Would you pull out every line of the material that contains the string "Beam"?
○ ○ ○ ○
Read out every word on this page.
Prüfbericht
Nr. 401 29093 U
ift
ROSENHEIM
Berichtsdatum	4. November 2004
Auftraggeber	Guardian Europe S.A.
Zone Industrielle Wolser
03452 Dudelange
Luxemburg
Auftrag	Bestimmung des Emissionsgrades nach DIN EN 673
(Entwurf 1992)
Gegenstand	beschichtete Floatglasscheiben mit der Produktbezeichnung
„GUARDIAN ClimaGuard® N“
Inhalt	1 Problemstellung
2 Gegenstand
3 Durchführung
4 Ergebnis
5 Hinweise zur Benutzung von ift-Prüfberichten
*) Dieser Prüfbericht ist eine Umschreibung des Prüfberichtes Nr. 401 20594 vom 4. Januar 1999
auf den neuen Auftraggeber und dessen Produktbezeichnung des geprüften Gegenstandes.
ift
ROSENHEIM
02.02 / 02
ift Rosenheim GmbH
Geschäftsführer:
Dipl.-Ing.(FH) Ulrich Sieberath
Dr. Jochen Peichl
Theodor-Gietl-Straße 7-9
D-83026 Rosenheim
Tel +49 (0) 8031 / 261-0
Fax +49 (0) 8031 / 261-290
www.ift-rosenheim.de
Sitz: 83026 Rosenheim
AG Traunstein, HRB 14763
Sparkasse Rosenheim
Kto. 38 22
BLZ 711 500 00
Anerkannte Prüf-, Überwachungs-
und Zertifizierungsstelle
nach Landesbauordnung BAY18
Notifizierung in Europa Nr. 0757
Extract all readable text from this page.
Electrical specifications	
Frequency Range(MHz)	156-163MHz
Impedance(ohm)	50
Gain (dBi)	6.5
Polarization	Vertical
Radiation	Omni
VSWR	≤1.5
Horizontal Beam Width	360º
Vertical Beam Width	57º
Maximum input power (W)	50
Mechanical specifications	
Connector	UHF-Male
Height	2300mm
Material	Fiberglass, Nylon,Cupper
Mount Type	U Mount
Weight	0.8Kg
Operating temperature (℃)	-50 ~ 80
○ ○ ○ ○
■ Result of the exercise:
Horizontal Beam Width	360º
Vertical Beam Width	57º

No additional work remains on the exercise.